Required task 1: Please rewrite the records starting at the line that contains "597, 371, 648]" and ending at the final line of the records, replacing "arrow" with "pointer" and keeping everything else the same.

Text excerpt:

▼▼▼

The term “greenhouse effect” is a source of confusion in that actual greenhouses do not warm by this mechanism (see section Real greenhouses). Popular discussions often imply incorrectly that they do; this error is sometimes made even in materials from scientific or governmental agencies (e.g., the U.S. Environmental Protection Agency [3]).

Greenhouse gases
Quantum mechanics provides the basis for computing the interactions between molecules and radiation. Most of this interaction occurs when the frequency of the radiation closely matches that of the spectral lines of the molecule, determined by the quantization of the modes of vibration and rotation of the molecule. (The electronic excitations are generally not relevant for infrared radiation, as they require energy larger than that in an infrared photon.)

The width of a spectral line is an important element in understanding its importance for the absorption of radiation. In the Earth’s atmosphere these spectral widths are primarily determined by “pressure broadening”, which is the distortion of the spectrum due to the collision with another molecule. Most of the infrared absorption in the atmosphere can be thought of as occurring while two molecules are colliding. The absorption due to a photon interacting with a lone molecule is relatively small. This three-body aspect of the problem, one photon and two molecules, makes direct quantum mechanical computation for molecules of interest more challenging. Careful laboratory spectroscopic measurements, rather than a initial quantum mechanical computations, provide the basis for most of the radiative transfer calculations used in studies of the atmosphere.

▲▲▲

Required task 2: Summarize the greenhouse effect passage in two sentences.

Stored rows:
▼▼▼

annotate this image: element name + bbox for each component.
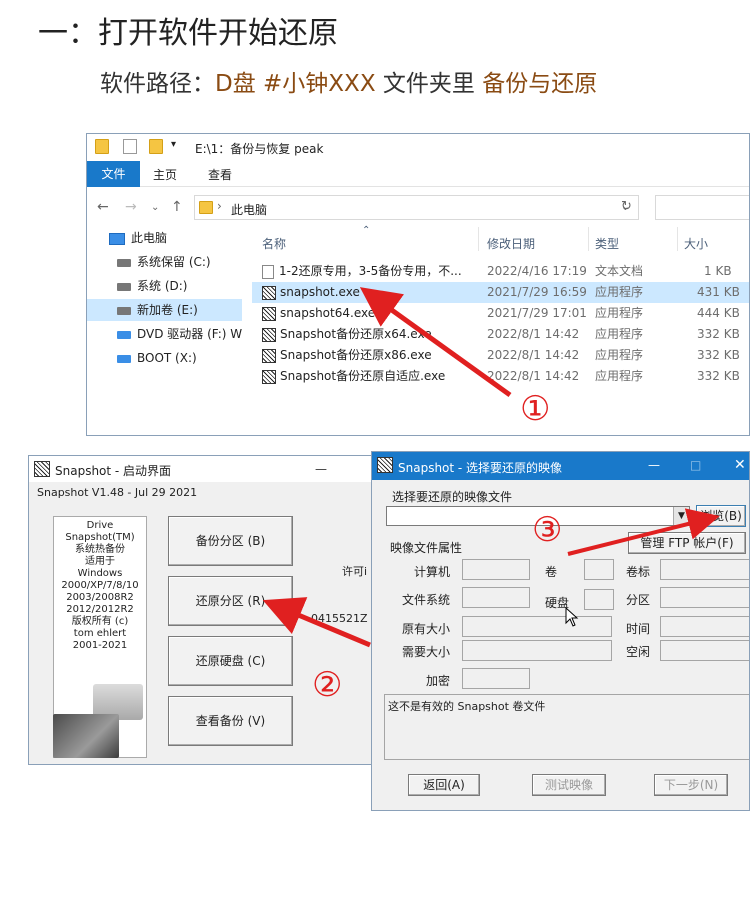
arrow-to-restore-partition	[262, 597, 371, 648]
annotation-overlay: ① ② ③	[262, 287, 720, 705]
step-marker-3: ③	[532, 510, 562, 550]
arrow-to-snapshot-exe	[359, 287, 512, 398]
arrow-to-browse	[567, 508, 720, 556]
step-marker-2: ②	[312, 665, 342, 705]
step-marker-1: ①	[520, 389, 550, 429]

▲▲▲

Task answer 1:
pointer-to-restore-partition	[262, 597, 371, 648]
annotation-overlay: ① ② ③	[262, 287, 720, 705]
step-marker-3: ③	[532, 510, 562, 550]
pointer-to-snapshot-exe	[359, 287, 512, 398]
pointer-to-browse	[567, 508, 720, 556]
step-marker-2: ②	[312, 665, 342, 705]
step-marker-1: ①	[520, 389, 550, 429]

Task answer 2: The term "greenhouse effect" causes confusion because actual greenhouses do not warm by this mechanism, though popular discussions and even some agency materials wrongly imply that they do. Molecules interact with radiation mainly at frequencies matching their vibrational and rotational spectral lines, and because most atmospheric infrared absorption happens while two molecules are colliding, careful laboratory measurements rather than direct quantum mechanical computation underlie most atmospheric radiative transfer calculations.